__Recorded data__:
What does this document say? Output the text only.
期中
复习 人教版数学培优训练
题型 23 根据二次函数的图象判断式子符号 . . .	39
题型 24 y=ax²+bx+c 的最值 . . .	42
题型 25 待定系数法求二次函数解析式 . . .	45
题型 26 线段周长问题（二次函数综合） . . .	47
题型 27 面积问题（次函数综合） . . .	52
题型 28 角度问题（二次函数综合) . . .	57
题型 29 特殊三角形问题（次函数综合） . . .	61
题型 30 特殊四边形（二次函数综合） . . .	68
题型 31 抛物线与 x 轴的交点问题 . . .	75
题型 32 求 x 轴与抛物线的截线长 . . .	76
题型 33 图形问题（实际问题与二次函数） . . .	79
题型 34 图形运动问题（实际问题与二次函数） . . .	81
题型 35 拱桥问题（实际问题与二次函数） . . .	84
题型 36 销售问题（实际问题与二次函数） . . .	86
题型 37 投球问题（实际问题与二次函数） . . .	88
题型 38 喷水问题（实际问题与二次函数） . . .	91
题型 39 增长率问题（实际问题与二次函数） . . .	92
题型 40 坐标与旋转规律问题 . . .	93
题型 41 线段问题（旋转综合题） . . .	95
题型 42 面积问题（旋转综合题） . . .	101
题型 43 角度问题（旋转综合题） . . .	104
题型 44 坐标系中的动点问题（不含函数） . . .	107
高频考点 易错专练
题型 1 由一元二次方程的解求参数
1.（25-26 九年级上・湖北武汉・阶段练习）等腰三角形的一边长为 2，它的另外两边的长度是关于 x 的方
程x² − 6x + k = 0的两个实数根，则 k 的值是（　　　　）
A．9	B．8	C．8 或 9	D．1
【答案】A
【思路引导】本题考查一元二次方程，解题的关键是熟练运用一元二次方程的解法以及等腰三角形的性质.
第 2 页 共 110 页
...
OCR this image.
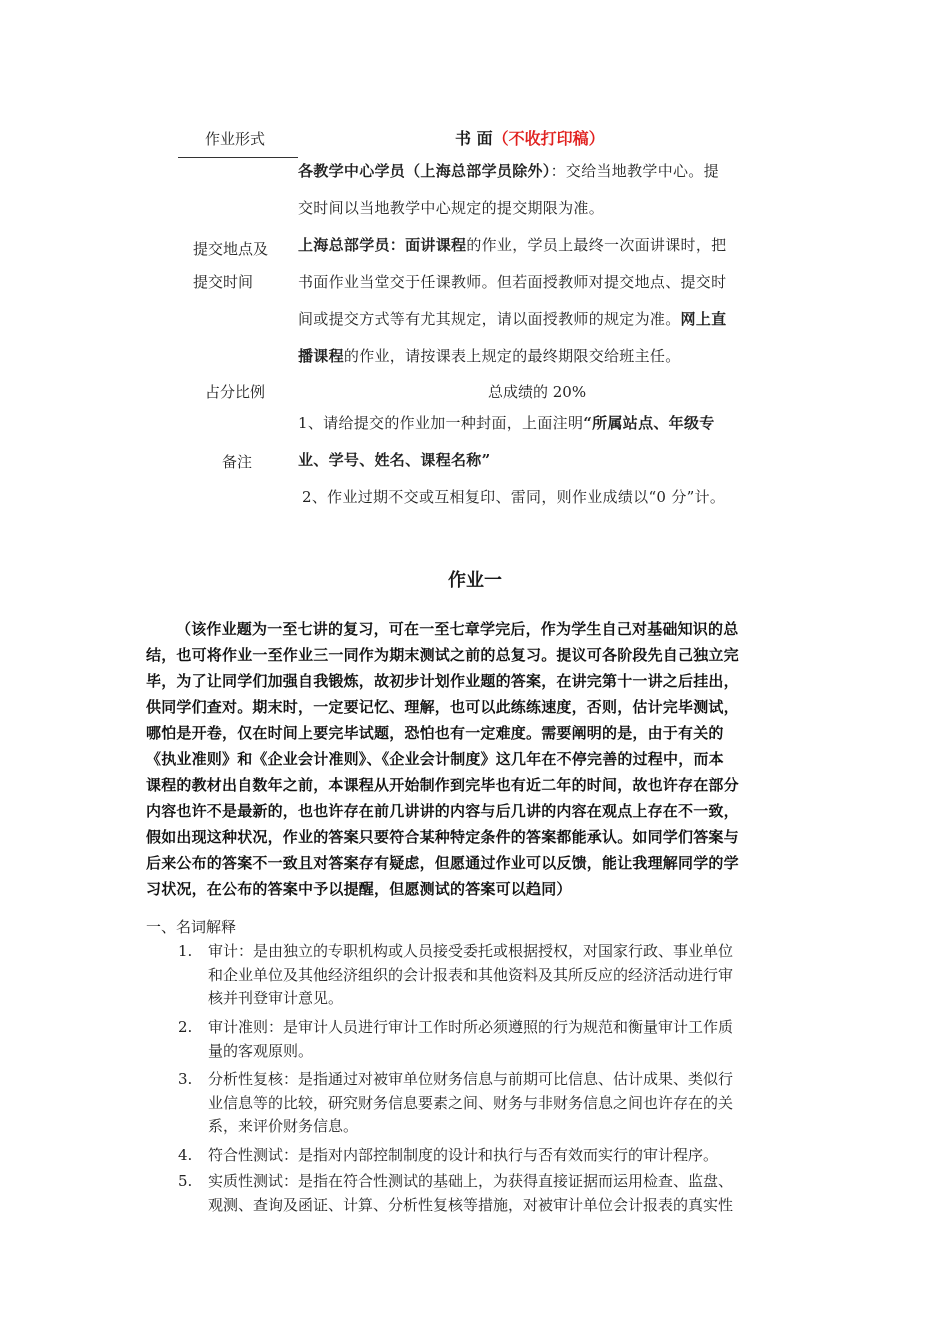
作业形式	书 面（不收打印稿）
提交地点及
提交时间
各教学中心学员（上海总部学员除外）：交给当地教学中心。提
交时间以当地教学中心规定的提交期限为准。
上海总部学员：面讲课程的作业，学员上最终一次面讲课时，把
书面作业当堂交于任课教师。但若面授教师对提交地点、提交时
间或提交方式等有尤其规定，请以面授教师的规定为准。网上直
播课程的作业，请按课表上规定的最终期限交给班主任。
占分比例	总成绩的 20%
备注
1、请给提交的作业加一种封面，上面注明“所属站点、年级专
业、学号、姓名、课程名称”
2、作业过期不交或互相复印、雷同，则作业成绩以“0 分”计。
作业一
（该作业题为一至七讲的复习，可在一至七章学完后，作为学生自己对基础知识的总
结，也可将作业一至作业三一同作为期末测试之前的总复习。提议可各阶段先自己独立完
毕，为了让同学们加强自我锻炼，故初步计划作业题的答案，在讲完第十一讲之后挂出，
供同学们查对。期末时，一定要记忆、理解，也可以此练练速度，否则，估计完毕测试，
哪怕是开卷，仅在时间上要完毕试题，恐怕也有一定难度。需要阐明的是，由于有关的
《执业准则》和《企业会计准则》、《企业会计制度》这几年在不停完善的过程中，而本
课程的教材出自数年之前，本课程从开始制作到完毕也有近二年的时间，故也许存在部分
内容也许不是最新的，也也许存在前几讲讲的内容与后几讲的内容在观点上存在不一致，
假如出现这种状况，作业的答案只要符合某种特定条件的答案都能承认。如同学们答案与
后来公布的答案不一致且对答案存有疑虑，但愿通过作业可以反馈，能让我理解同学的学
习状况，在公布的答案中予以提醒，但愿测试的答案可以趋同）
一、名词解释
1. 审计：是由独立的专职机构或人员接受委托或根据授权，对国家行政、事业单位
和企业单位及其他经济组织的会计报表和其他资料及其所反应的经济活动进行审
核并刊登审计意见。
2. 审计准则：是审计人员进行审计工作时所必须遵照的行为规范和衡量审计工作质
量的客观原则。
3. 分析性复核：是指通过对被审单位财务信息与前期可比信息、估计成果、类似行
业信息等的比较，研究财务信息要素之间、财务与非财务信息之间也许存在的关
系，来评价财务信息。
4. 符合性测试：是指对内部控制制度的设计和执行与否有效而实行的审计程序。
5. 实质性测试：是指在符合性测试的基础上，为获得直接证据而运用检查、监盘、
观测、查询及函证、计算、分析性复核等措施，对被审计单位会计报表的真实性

__Requirement__: Scan the data above; copy every line where "面积问题" appears.

__Solution to the exercise__:
题型 27 面积问题（次函数综合） . . .	52
题型 42 面积问题（旋转综合题） . . .	101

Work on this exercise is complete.